• DIRECTION
Format each line of the items below as one string in a JSON list, leaving out blank lines and any pictures.

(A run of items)
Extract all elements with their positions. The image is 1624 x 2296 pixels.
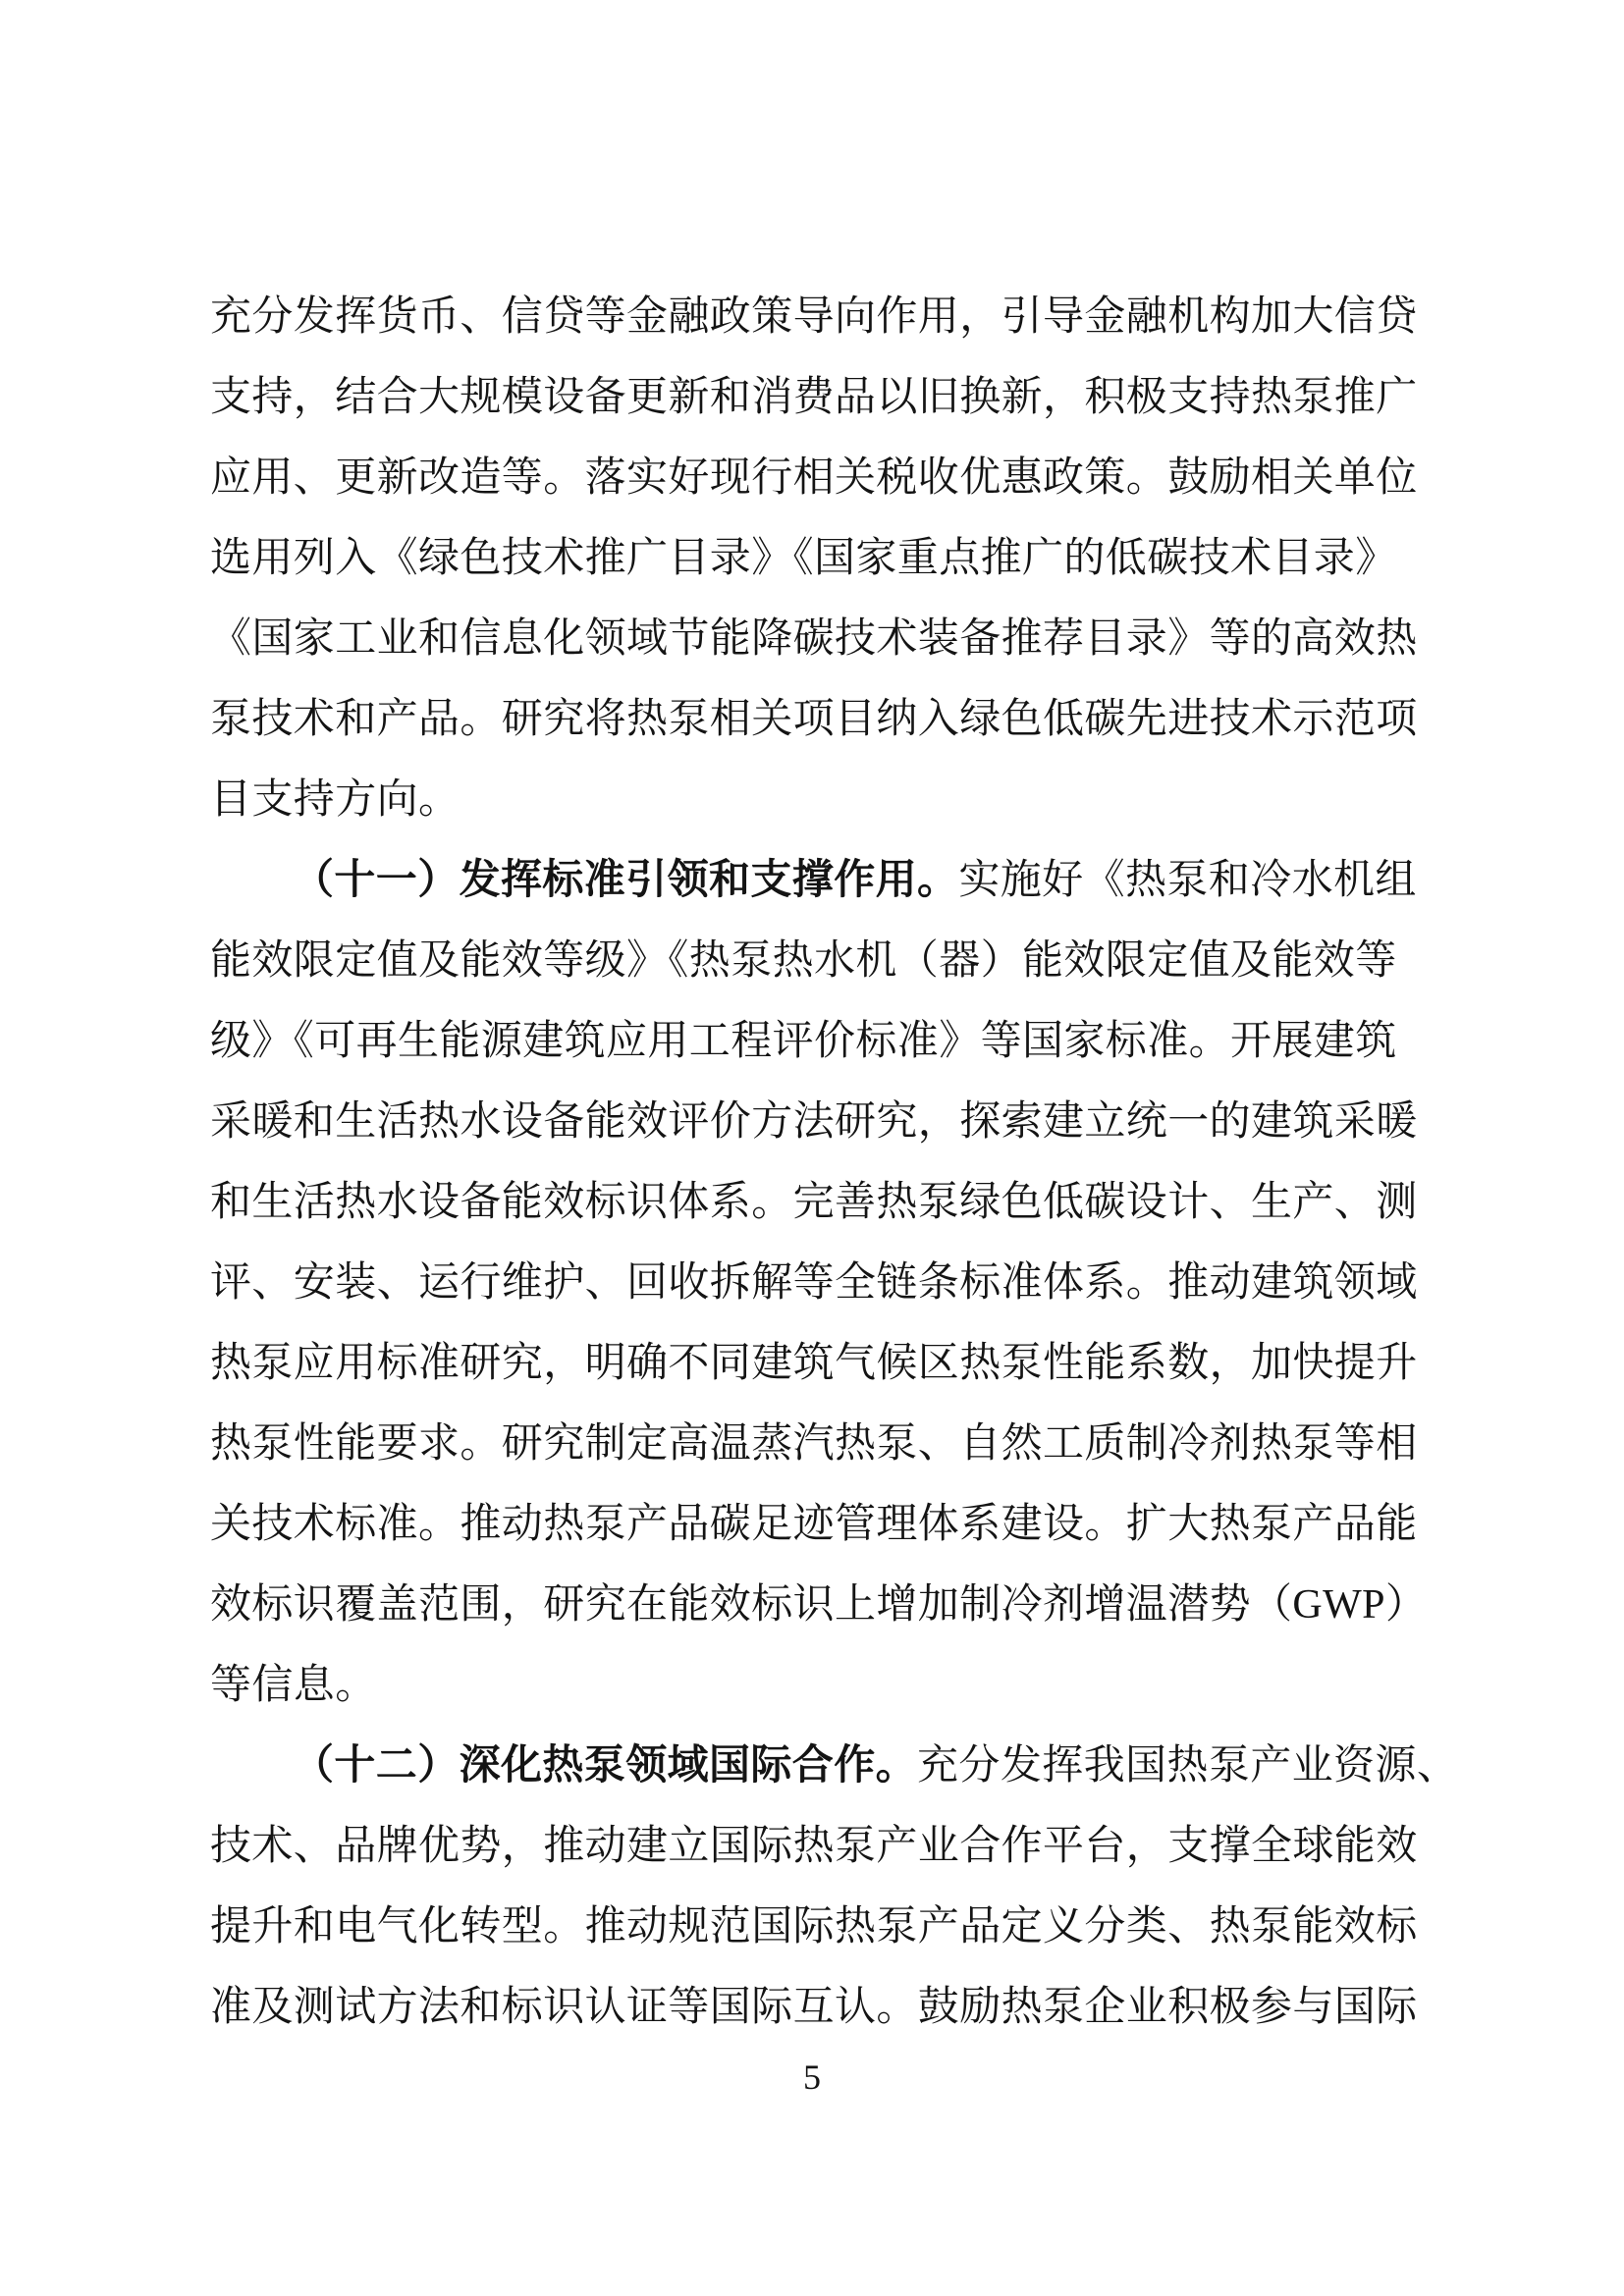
text-line — [210, 1323, 1418, 1404]
text-line — [210, 1887, 1418, 1967]
document-body — [210, 277, 1459, 2048]
text-line — [210, 1001, 1418, 1082]
text-line — [210, 840, 1418, 921]
body-text: 支持，结合大规模设备更新和消费品以旧换新，积极支持热泵推广 — [210, 375, 1418, 420]
page-number: 5 — [803, 2057, 821, 2097]
body-text: 《国家工业和信息化领域节能降碳技术装备推荐目录》等的高效热 — [210, 616, 1418, 662]
body-text: 应用、更新改造等。落实好现行相关税收优惠政策。鼓励相关单位 — [210, 455, 1418, 501]
text-line — [210, 1082, 1418, 1162]
text-line — [210, 1645, 1418, 1726]
body-text: 热泵应用标准研究，明确不同建筑气候区热泵性能系数，加快提升 — [210, 1341, 1418, 1386]
body-text: 热泵性能要求。研究制定高温蒸汽热泵、自然工质制冷剂热泵等相 — [210, 1421, 1418, 1467]
text-line — [210, 760, 1418, 840]
text-line — [210, 1967, 1418, 2048]
text-line — [210, 1806, 1418, 1887]
body-text: 级》《可再生能源建筑应用工程评价标准》等国家标准。开展建筑 — [210, 1019, 1397, 1064]
body-text: 技术、品牌优势，推动建立国际热泵产业合作平台，支撑全球能效 — [210, 1824, 1418, 1869]
text-line — [210, 1726, 1459, 1806]
text-line — [210, 1484, 1418, 1565]
body-text: 选用列入《绿色技术推广目录》《国家重点推广的低碳技术目录》 — [210, 536, 1397, 581]
body-text: 效标识覆盖范围，研究在能效标识上增加制冷剂增温潜势（GWP） — [210, 1582, 1428, 1628]
text-line — [210, 599, 1418, 679]
heading-text: （十一）发挥标准引领和支撑作用。 — [293, 858, 959, 903]
body-text: 提升和电气化转型。推动规范国际热泵产品定义分类、热泵能效标 — [210, 1904, 1418, 1949]
body-text: 采暖和生活热水设备能效评价方法研究，探索建立统一的建筑采暖 — [210, 1099, 1418, 1145]
body-text: 泵技术和产品。研究将热泵相关项目纳入绿色低碳先进技术示范项 — [210, 697, 1418, 742]
text-line — [210, 679, 1418, 760]
body-text: 目支持方向。 — [210, 777, 460, 823]
text-line — [210, 277, 1418, 357]
body-text: 关技术标准。推动热泵产品碳足迹管理体系建设。扩大热泵产品能 — [210, 1502, 1418, 1547]
body-text: 充分发挥货币、信贷等金融政策导向作用，引导金融机构加大信贷 — [210, 294, 1418, 340]
body-text: 和生活热水设备能效标识体系。完善热泵绿色低碳设计、生产、测 — [210, 1180, 1418, 1225]
text-line — [210, 1404, 1418, 1484]
body-text: 充分发挥我国热泵产业资源、 — [917, 1743, 1459, 1789]
body-text: 实施好《热泵和冷水机组 — [958, 858, 1417, 903]
text-line — [210, 1243, 1418, 1323]
body-text: 评、安装、运行维护、回收拆解等全链条标准体系。推动建筑领域 — [210, 1260, 1418, 1306]
text-line — [210, 1162, 1418, 1243]
text-line — [210, 357, 1418, 438]
heading-text: （十二）深化热泵领域国际合作。 — [293, 1743, 918, 1789]
text-line — [210, 438, 1418, 518]
body-text: 能效限定值及能效等级》《热泵热水机（器）能效限定值及能效等 — [210, 938, 1397, 984]
text-line — [210, 518, 1418, 599]
text-line — [210, 1565, 1428, 1645]
body-text: 准及测试方法和标识认证等国际互认。鼓励热泵企业积极参与国际 — [210, 1985, 1418, 2030]
body-text: 等信息。 — [210, 1663, 377, 1708]
text-line — [210, 921, 1418, 1001]
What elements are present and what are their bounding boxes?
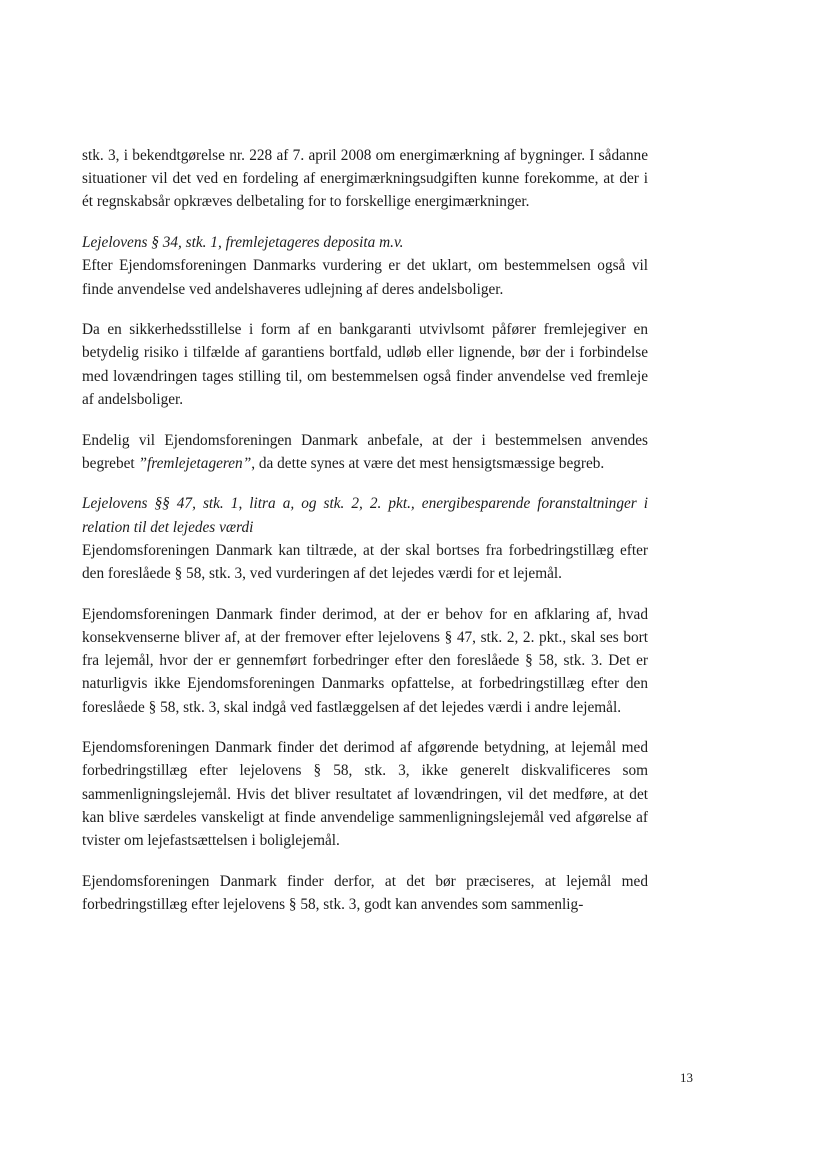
paragraph-energy-labeling — [82, 144, 648, 214]
quoted-term: ”fremlejetageren” — [138, 454, 252, 472]
section-energy-measures — [82, 492, 648, 585]
paragraph-text-before: Endelig vil Ejendomsforeningen Danmark anbefale, at der i bestemmelsen anvendes begrebet — [82, 431, 648, 472]
paragraph-text: Efter Ejendomsforeningen Danmarks vurdering er det uklart, om bestemmelsen også vil finde anvendelse ved andelshaveres udlejning af deres andelsboliger. — [82, 257, 648, 298]
paragraph-text: Ejendomsforeningen Danmark finder derimod, at der er behov for en afklaring af, hvad konsekvenserne bliver af, at der fremover efter lejelovens § 47, stk. 2, 2. pkt., skal ses bort fra lejemål, hvor der er gennemført forbedringer efter den foreslåede § 58, stk. 3. Det er naturligvis ikke Ejendomsforeningen Danmarks opfattelse, at forbedringstillæg efter den foreslåede § 58, stk. 3, skal indgå ved fastlæggelsen af det lejedes værdi i andre lejemål. — [82, 605, 648, 716]
paragraph-clarification — [82, 603, 648, 719]
paragraph-text: Da en sikkerhedsstillelse i form af en bankgaranti utvivlsomt påfører fremlejegiver en betydelig risiko i tilfælde af garantiens bortfald, udløb eller lignende, bør der i forbindelse med lovændringen tages stilling til, om bestemmelsen også finder anvendelse ved fremleje af andelsboliger. — [82, 321, 648, 408]
section-heading-34: Lejelovens § 34, stk. 1, fremlejetageres deposita m.v. — [82, 234, 404, 252]
section-heading-47: Lejelovens §§ 47, stk. 1, litra a, og stk. 2, 2. pkt., energibesparende foranstaltninger i relation til det lejedes værdi — [82, 495, 648, 536]
paragraph-text: Ejendomsforeningen Danmark kan tiltræde, at der skal bortses fra forbedringstillæg efter den foreslåede § 58, stk. 3, ved vurderingen af det lejedes værdi for et lejemål. — [82, 541, 648, 583]
page-number: 13 — [680, 1070, 693, 1085]
paragraph-text: Ejendomsforeningen Danmark finder derfor, at det bør præciseres, at lejemål med forbedringstillæg efter lejelovens § 58, stk. 3, godt kan anvendes som sammenlig- — [82, 872, 648, 913]
paragraph-text: stk. 3, i bekendtgørelse nr. 228 af 7. april 2008 om energimærkning af bygninger. I sådanne situationer vil det ved en fordeling af energimærkningsudgiften kunne forekomme, at der i ét regnskabsår opkræves delbetaling for to forskellige energimærkninger. — [82, 147, 648, 211]
paragraph-precision — [82, 870, 648, 916]
paragraph-text-after: , da dette synes at være det mest hensigtsmæssige begreb. — [251, 454, 605, 472]
paragraph-bank-guarantee — [82, 318, 648, 411]
paragraph-text: Ejendomsforeningen Danmark finder det derimod af afgørende betydning, at lejemål med forbedringstillæg efter lejelovens § 58, stk. 3, ikke generelt diskvalificeres som sammenligningslejemål. Hvis det bliver resultatet af lovændringen, vil det medføre, at det kan blive særdeles vanskeligt at finde anvendelige sammenligningslejemål ved afgørelse af tvister om lejefastsættelsen i boliglejemål. — [82, 739, 648, 850]
section-deposita — [82, 231, 648, 301]
paragraph-term-recommendation — [82, 429, 648, 475]
paragraph-comparison-leases — [82, 736, 648, 852]
document-body — [82, 144, 648, 934]
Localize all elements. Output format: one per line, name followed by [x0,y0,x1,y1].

• RESPONSE
[
  "Extract all elements with their positions. The image is 1624 x 2296 pixels.",
  "text-line — [210, 1323, 1418, 1404]",
  "text-line — [210, 1887, 1418, 1967]",
  "document-body — [210, 277, 1459, 2048]",
  "text-line — [210, 1001, 1418, 1082]",
  "text-line — [210, 840, 1418, 921]",
  "body-text: 支持，结合大规模设备更新和消费品以旧换新，积极支持热泵推广 — [210, 375, 1418, 420]",
  "page-number: 5 — [803, 2057, 821, 2097]",
  "body-text: 《国家工业和信息化领域节能降碳技术装备推荐目录》等的高效热 — [210, 616, 1418, 662]",
  "body-text: 应用、更新改造等。落实好现行相关税收优惠政策。鼓励相关单位 — [210, 455, 1418, 501]",
  "text-line — [210, 1082, 1418, 1162]",
  "text-line — [210, 1645, 1418, 1726]",
  "body-text: 热泵应用标准研究，明确不同建筑气候区热泵性能系数，加快提升 — [210, 1341, 1418, 1386]",
  "body-text: 热泵性能要求。研究制定高温蒸汽热泵、自然工质制冷剂热泵等相 — [210, 1421, 1418, 1467]",
  "text-line — [210, 760, 1418, 840]",
  "text-line — [210, 1967, 1418, 2048]",
  "text-line — [210, 1806, 1418, 1887]",
  "body-text: 级》《可再生能源建筑应用工程评价标准》等国家标准。开展建筑 — [210, 1019, 1397, 1064]",
  "body-text: 技术、品牌优势，推动建立国际热泵产业合作平台，支撑全球能效 — [210, 1824, 1418, 1869]",
  "text-line — [210, 1726, 1459, 1806]",
  "text-line — [210, 1484, 1418, 1565]",
  "body-text: 选用列入《绿色技术推广目录》《国家重点推广的低碳技术目录》 — [210, 536, 1397, 581]",
  "body-text: 效标识覆盖范围，研究在能效标识上增加制冷剂增温潜势（GWP） — [210, 1582, 1428, 1628]",
  "text-line — [210, 599, 1418, 679]",
  "heading-text: （十一）发挥标准引领和支撑作用。 — [293, 858, 959, 903]",
  "body-text: 提升和电气化转型。推动规范国际热泵产品定义分类、热泵能效标 — [210, 1904, 1418, 1949]",
  "body-text: 采暖和生活热水设备能效评价方法研究，探索建立统一的建筑采暖 — [210, 1099, 1418, 1145]",
  "body-text: 泵技术和产品。研究将热泵相关项目纳入绿色低碳先进技术示范项 — [210, 697, 1418, 742]",
  "text-line — [210, 679, 1418, 760]",
  "body-text: 目支持方向。 — [210, 777, 460, 823]",
  "text-line — [210, 277, 1418, 357]",
  "body-text: 关技术标准。推动热泵产品碳足迹管理体系建设。扩大热泵产品能 — [210, 1502, 1418, 1547]",
  "body-text: 充分发挥货币、信贷等金融政策导向作用，引导金融机构加大信贷 — [210, 294, 1418, 340]",
  "body-text: 和生活热水设备能效标识体系。完善热泵绿色低碳设计、生产、测 — [210, 1180, 1418, 1225]",
  "text-line — [210, 1404, 1418, 1484]",
  "body-text: 充分发挥我国热泵产业资源、 — [917, 1743, 1459, 1789]",
  "body-text: 实施好《热泵和冷水机组 — [958, 858, 1417, 903]",
  "text-line — [210, 1243, 1418, 1323]",
  "body-text: 评、安装、运行维护、回收拆解等全链条标准体系。推动建筑领域 — [210, 1260, 1418, 1306]",
  "text-line — [210, 1162, 1418, 1243]",
  "text-line — [210, 357, 1418, 438]",
  "heading-text: （十二）深化热泵领域国际合作。 — [293, 1743, 918, 1789]",
  "text-line — [210, 438, 1418, 518]",
  "body-text: 能效限定值及能效等级》《热泵热水机（器）能效限定值及能效等 — [210, 938, 1397, 984]",
  "text-line — [210, 518, 1418, 599]",
  "text-line — [210, 1565, 1428, 1645]",
  "body-text: 准及测试方法和标识认证等国际互认。鼓励热泵企业积极参与国际 — [210, 1985, 1418, 2030]",
  "body-text: 等信息。 — [210, 1663, 377, 1708]",
  "text-line — [210, 921, 1418, 1001]",
  "What elements are present and what are their bounding boxes?",
  "paragraph-energy-labeling — [82, 144, 648, 214]",
  "quoted-term: ”fremlejetageren” — [138, 454, 252, 472]",
  "section-energy-measures — [82, 492, 648, 585]",
  "paragraph-text-before: Endelig vil Ejendomsforeningen Danmark anbefale, at der i bestemmelsen anvendes begrebet — [82, 431, 648, 472]",
  "paragraph-text: Efter Ejendomsforeningen Danmarks vurdering er det uklart, om bestemmelsen også vil finde anvendelse ved andelshaveres udlejning af deres andelsboliger. — [82, 257, 648, 298]",
  "paragraph-text: Ejendomsforeningen Danmark finder derimod, at der er behov for en afklaring af, hvad konsekvenserne bliver af, at der fremover efter lejelovens § 47, stk. 2, 2. pkt., skal ses bort fra lejemål, hvor der er gennemført forbedringer efter den foreslåede § 58, stk. 3. Det er naturligvis ikke Ejendomsforeningen Danmarks opfattelse, at forbedringstillæg efter den foreslåede § 58, stk. 3, skal indgå ved fastlæggelsen af det lejedes værdi i andre lejemål. — [82, 605, 648, 716]",
  "paragraph-clarification — [82, 603, 648, 719]",
  "paragraph-text: Da en sikkerhedsstillelse i form af en bankgaranti utvivlsomt påfører fremlejegiver en betydelig risiko i tilfælde af garantiens bortfald, udløb eller lignende, bør der i forbindelse med lovændringen tages stilling til, om bestemmelsen også finder anvendelse ved fremleje af andelsboliger. — [82, 321, 648, 408]",
  "section-heading-34: Lejelovens § 34, stk. 1, fremlejetageres deposita m.v. — [82, 234, 404, 252]",
  "section-heading-47: Lejelovens §§ 47, stk. 1, litra a, og stk. 2, 2. pkt., energibesparende foranstaltninger i relation til det lejedes værdi — [82, 495, 648, 536]",
  "paragraph-text: Ejendomsforeningen Danmark kan tiltræde, at der skal bortses fra forbedringstillæg efter den foreslåede § 58, stk. 3, ved vurderingen af det lejedes værdi for et lejemål. — [82, 541, 648, 583]",
  "page-number: 13 — [680, 1070, 693, 1085]",
  "paragraph-text: Ejendomsforeningen Danmark finder derfor, at det bør præciseres, at lejemål med forbedringstillæg efter lejelovens § 58, stk. 3, godt kan anvendes som sammenlig- — [82, 872, 648, 913]",
  "paragraph-text: stk. 3, i bekendtgørelse nr. 228 af 7. april 2008 om energimærkning af bygninger. I sådanne situationer vil det ved en fordeling af energimærkningsudgiften kunne forekomme, at der i ét regnskabsår opkræves delbetaling for to forskellige energimærkninger. — [82, 147, 648, 211]",
  "paragraph-precision — [82, 870, 648, 916]",
  "paragraph-text-after: , da dette synes at være det mest hensigtsmæssige begreb. — [251, 454, 605, 472]",
  "paragraph-bank-guarantee — [82, 318, 648, 411]",
  "paragraph-text: Ejendomsforeningen Danmark finder det derimod af afgørende betydning, at lejemål med forbedringstillæg efter lejelovens § 58, stk. 3, ikke generelt diskvalificeres som sammenligningslejemål. Hvis det bliver resultatet af lovændringen, vil det medføre, at det kan blive særdeles vanskeligt at finde anvendelige sammenligningslejemål ved afgørelse af tvister om lejefastsættelsen i boliglejemål. — [82, 739, 648, 850]",
  "section-deposita — [82, 231, 648, 301]",
  "paragraph-term-recommendation — [82, 429, 648, 475]",
  "paragraph-comparison-leases — [82, 736, 648, 852]",
  "document-body — [82, 144, 648, 934]",
  "Localize all elements. Output format: one per line, name followed by [x0,y0,x1,y1]."
]